= Exercise prompt =
Rewrite the rows from the first one up to and including the row with "cell-gov-code: 50201 bbox=[327, 508, 453, 530]", changing "cell-personnel" to "cell-staff" and leaving everything else the same. Give back only those rows.

.....

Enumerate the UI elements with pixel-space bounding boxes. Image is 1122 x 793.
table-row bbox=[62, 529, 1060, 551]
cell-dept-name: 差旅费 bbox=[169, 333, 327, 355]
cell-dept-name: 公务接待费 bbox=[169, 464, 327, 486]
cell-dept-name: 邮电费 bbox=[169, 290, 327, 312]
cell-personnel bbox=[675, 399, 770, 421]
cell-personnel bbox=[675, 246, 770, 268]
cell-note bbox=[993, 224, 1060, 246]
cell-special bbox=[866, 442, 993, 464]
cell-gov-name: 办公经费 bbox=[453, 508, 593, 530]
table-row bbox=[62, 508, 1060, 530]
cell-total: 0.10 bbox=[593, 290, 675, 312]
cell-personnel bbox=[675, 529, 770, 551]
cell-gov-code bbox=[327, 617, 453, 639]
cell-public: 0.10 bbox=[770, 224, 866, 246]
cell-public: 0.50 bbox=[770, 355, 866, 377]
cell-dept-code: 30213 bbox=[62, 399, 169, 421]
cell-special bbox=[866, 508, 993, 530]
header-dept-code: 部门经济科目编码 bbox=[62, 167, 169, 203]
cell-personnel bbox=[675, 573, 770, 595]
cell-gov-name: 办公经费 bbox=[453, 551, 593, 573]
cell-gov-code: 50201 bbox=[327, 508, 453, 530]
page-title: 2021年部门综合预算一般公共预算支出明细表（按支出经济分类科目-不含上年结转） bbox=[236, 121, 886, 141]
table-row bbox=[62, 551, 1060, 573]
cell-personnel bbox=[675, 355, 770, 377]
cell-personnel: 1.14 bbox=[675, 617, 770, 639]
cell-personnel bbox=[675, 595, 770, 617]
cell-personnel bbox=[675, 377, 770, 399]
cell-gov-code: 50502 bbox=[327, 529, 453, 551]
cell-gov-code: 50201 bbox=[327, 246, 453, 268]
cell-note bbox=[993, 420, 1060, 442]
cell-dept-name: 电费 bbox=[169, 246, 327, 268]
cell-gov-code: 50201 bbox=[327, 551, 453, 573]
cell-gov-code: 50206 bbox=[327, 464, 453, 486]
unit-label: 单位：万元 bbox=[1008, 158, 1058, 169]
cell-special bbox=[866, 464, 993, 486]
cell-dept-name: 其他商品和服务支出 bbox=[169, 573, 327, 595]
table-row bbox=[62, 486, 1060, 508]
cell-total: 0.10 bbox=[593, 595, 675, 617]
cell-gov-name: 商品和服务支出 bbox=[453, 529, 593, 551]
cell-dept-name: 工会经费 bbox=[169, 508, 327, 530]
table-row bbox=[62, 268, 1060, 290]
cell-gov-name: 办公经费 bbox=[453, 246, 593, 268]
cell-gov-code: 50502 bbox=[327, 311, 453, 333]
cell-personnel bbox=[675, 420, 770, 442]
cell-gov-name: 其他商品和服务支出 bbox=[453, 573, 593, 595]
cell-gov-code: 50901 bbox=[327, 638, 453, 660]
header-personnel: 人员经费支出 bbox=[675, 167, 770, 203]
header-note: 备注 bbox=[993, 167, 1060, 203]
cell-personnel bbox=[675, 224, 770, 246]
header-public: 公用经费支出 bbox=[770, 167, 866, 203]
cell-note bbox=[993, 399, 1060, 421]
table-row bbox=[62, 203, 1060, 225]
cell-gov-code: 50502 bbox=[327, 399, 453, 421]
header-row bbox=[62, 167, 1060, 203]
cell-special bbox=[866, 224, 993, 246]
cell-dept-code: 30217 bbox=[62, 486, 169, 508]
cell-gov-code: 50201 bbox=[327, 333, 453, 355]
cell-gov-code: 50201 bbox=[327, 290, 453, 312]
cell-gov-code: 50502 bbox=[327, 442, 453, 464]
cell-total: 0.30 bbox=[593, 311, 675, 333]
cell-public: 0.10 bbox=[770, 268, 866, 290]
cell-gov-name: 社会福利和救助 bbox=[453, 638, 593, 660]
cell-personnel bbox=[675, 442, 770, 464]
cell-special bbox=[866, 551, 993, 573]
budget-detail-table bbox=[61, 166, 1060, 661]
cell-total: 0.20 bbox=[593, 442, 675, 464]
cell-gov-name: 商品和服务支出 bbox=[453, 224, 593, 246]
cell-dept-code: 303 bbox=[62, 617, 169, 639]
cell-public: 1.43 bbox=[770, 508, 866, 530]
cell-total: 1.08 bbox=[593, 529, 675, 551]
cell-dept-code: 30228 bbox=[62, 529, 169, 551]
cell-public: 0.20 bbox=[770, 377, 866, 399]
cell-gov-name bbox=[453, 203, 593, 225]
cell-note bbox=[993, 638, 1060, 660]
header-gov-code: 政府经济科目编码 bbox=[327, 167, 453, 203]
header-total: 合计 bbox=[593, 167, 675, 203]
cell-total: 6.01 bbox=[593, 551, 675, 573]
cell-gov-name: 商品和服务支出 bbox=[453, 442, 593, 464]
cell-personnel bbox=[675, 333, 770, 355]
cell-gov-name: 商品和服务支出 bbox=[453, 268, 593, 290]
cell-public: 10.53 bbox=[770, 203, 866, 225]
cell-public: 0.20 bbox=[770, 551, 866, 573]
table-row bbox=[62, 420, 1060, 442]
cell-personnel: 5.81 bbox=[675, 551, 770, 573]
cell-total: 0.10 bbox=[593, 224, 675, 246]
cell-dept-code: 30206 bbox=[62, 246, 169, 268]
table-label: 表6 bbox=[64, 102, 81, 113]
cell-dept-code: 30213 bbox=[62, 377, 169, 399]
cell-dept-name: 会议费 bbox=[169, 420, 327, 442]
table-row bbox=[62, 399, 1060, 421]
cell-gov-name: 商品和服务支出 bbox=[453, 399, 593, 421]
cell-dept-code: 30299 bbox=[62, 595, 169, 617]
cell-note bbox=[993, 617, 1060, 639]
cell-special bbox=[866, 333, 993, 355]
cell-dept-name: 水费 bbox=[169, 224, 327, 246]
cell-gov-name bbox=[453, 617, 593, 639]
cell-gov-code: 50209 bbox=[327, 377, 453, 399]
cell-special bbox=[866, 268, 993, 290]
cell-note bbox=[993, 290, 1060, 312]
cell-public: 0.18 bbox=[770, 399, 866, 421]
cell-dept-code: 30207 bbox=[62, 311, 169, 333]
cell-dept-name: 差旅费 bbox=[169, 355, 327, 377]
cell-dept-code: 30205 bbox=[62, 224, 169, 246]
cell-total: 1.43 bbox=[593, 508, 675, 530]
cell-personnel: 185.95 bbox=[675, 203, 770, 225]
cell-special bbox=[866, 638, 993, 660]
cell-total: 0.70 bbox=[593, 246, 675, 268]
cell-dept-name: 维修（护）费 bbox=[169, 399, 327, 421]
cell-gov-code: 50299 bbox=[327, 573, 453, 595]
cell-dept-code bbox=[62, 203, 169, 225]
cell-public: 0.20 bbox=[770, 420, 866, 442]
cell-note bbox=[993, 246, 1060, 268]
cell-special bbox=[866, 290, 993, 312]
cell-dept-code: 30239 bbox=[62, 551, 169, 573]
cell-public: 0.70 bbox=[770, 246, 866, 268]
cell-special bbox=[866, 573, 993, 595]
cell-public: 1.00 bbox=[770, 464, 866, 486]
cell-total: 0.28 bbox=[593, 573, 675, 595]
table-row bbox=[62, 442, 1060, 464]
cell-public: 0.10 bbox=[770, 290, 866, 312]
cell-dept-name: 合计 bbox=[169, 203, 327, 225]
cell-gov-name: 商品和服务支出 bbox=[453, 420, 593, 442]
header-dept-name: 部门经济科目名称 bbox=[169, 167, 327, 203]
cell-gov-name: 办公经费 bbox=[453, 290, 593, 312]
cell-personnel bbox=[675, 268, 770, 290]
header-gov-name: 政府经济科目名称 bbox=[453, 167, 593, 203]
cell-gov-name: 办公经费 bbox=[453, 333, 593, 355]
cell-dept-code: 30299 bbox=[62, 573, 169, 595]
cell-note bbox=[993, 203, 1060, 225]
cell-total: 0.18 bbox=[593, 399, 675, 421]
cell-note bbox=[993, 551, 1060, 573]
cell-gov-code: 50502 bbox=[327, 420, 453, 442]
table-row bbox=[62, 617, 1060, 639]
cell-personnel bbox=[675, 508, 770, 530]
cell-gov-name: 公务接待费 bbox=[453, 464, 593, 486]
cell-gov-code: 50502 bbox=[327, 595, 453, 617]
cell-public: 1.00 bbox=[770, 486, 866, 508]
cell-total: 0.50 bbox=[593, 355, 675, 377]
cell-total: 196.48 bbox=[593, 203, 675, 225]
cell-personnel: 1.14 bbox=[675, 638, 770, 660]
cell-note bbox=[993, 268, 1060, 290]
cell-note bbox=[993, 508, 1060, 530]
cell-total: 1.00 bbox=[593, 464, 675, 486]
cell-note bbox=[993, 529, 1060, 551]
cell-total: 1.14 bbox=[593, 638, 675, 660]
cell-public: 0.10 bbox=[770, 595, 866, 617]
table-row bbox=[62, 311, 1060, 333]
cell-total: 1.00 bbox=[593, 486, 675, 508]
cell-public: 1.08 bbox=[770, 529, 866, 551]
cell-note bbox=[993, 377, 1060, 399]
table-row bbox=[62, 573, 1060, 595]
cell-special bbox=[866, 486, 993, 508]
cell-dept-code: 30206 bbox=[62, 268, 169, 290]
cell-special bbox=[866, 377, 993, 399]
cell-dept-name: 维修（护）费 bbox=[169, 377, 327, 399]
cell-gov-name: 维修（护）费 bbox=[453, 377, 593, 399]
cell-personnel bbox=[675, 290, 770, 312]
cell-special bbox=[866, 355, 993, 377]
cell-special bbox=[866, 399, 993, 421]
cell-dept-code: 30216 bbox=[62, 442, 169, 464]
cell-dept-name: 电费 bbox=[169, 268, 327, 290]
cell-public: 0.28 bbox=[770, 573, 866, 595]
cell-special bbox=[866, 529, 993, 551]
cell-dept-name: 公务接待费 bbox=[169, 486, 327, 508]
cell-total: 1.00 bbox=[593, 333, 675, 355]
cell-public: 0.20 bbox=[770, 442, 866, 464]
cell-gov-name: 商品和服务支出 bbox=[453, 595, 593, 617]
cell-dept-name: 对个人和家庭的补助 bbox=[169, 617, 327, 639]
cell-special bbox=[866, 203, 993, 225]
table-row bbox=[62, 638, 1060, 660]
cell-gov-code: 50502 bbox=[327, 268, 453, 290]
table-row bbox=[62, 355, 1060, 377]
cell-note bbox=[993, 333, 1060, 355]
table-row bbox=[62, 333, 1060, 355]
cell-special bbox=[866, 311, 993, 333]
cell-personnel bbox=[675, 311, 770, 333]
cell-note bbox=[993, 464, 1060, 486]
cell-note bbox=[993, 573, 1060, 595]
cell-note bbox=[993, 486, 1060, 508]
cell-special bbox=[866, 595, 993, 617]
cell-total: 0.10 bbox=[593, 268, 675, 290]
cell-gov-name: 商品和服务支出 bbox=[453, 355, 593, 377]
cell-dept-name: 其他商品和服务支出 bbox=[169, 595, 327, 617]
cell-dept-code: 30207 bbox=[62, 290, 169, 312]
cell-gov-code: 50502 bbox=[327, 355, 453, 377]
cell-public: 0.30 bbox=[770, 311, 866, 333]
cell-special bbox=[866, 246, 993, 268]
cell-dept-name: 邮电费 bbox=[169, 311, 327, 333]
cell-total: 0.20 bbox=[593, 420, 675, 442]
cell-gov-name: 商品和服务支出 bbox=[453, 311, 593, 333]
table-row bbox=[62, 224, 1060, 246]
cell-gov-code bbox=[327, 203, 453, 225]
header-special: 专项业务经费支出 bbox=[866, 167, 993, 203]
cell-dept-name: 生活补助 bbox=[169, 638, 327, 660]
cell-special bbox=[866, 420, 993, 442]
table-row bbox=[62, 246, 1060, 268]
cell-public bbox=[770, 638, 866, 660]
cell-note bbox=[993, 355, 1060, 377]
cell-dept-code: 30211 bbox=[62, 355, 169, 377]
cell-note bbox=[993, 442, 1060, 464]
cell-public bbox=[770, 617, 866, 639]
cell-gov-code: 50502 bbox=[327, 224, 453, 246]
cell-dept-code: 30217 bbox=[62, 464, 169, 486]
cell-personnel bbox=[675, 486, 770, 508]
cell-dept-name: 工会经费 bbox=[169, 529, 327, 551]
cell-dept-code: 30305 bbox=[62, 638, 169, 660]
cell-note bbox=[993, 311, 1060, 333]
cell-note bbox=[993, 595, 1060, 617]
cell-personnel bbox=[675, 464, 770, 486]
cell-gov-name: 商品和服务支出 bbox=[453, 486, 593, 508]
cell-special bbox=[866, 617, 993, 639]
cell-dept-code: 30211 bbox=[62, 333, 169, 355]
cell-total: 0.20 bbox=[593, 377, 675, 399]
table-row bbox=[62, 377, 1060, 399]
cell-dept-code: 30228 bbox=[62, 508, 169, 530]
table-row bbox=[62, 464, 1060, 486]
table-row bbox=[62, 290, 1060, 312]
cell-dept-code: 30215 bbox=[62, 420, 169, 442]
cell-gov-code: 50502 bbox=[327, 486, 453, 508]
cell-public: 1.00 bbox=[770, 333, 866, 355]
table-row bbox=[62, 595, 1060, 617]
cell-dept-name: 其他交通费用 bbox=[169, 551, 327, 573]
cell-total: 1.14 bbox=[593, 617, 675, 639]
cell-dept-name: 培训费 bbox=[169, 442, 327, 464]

.....

= Exercise output =
Enumerate the UI elements with pixel-space bounding boxes. Image is 1122 x 793.
table-row bbox=[62, 529, 1060, 551]
cell-dept-name: 差旅费 bbox=[169, 333, 327, 355]
cell-dept-name: 公务接待费 bbox=[169, 464, 327, 486]
cell-dept-name: 邮电费 bbox=[169, 290, 327, 312]
cell-staff bbox=[675, 399, 770, 421]
cell-staff bbox=[675, 246, 770, 268]
cell-note bbox=[993, 224, 1060, 246]
cell-special bbox=[866, 442, 993, 464]
cell-gov-name: 办公经费 bbox=[453, 508, 593, 530]
table-row bbox=[62, 508, 1060, 530]
cell-total: 0.10 bbox=[593, 290, 675, 312]
cell-staff bbox=[675, 529, 770, 551]
cell-gov-code bbox=[327, 617, 453, 639]
cell-public: 0.10 bbox=[770, 224, 866, 246]
cell-public: 0.50 bbox=[770, 355, 866, 377]
cell-dept-code: 30213 bbox=[62, 399, 169, 421]
cell-special bbox=[866, 508, 993, 530]
header-dept-code: 部门经济科目编码 bbox=[62, 167, 169, 203]
cell-staff bbox=[675, 573, 770, 595]
cell-gov-name: 办公经费 bbox=[453, 551, 593, 573]
cell-gov-code: 50201 bbox=[327, 508, 453, 530]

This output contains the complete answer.